▶

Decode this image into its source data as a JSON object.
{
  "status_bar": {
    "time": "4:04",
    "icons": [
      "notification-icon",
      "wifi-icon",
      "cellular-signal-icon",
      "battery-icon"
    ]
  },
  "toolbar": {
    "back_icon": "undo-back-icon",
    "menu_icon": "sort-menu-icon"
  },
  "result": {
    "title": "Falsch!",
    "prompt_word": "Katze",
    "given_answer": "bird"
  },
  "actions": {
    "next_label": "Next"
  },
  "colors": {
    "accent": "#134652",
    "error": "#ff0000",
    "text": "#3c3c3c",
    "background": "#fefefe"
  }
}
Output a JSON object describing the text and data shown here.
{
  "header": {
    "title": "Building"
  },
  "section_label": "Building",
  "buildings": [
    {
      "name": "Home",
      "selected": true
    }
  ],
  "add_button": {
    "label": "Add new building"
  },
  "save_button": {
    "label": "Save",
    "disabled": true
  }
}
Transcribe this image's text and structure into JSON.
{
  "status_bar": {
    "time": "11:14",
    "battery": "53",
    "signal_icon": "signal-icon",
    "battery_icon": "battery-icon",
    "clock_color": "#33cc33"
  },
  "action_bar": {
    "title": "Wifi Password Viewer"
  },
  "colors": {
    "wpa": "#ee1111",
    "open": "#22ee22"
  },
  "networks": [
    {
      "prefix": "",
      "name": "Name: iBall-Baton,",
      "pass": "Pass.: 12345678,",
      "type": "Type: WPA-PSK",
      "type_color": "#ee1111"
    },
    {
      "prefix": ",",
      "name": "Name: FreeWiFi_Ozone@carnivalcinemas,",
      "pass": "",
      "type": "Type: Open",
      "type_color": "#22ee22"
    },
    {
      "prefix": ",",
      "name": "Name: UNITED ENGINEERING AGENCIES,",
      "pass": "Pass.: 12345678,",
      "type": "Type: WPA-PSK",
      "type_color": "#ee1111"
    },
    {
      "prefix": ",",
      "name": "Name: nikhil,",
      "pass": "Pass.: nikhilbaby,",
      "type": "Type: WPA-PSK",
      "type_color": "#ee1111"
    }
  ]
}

◀

▶ DIRECTIONS
Take the data above and return it exactly.

▶ IN RESPONSE
Decode this image into its source data as a JSON object.
{
  "status_bar": {
    "time": "4:04",
    "icons": [
      "notification-icon",
      "wifi-icon",
      "cellular-signal-icon",
      "battery-icon"
    ]
  },
  "toolbar": {
    "back_icon": "undo-back-icon",
    "menu_icon": "sort-menu-icon"
  },
  "result": {
    "title": "Falsch!",
    "prompt_word": "Katze",
    "given_answer": "bird"
  },
  "actions": {
    "next_label": "Next"
  },
  "colors": {
    "accent": "#134652",
    "error": "#ff0000",
    "text": "#3c3c3c",
    "background": "#fefefe"
  }
}
Output a JSON object describing the text and data shown here.
{
  "header": {
    "title": "Building"
  },
  "section_label": "Building",
  "buildings": [
    {
      "name": "Home",
      "selected": true
    }
  ],
  "add_button": {
    "label": "Add new building"
  },
  "save_button": {
    "label": "Save",
    "disabled": true
  }
}
Transcribe this image's text and structure into JSON.
{
  "status_bar": {
    "time": "11:14",
    "battery": "53",
    "signal_icon": "signal-icon",
    "battery_icon": "battery-icon",
    "clock_color": "#33cc33"
  },
  "action_bar": {
    "title": "Wifi Password Viewer"
  },
  "colors": {
    "wpa": "#ee1111",
    "open": "#22ee22"
  },
  "networks": [
    {
      "prefix": "",
      "name": "Name: iBall-Baton,",
      "pass": "Pass.: 12345678,",
      "type": "Type: WPA-PSK",
      "type_color": "#ee1111"
    },
    {
      "prefix": ",",
      "name": "Name: FreeWiFi_Ozone@carnivalcinemas,",
      "pass": "",
      "type": "Type: Open",
      "type_color": "#22ee22"
    },
    {
      "prefix": ",",
      "name": "Name: UNITED ENGINEERING AGENCIES,",
      "pass": "Pass.: 12345678,",
      "type": "Type: WPA-PSK",
      "type_color": "#ee1111"
    },
    {
      "prefix": ",",
      "name": "Name: nikhil,",
      "pass": "Pass.: nikhilbaby,",
      "type": "Type: WPA-PSK",
      "type_color": "#ee1111"
    }
  ]
}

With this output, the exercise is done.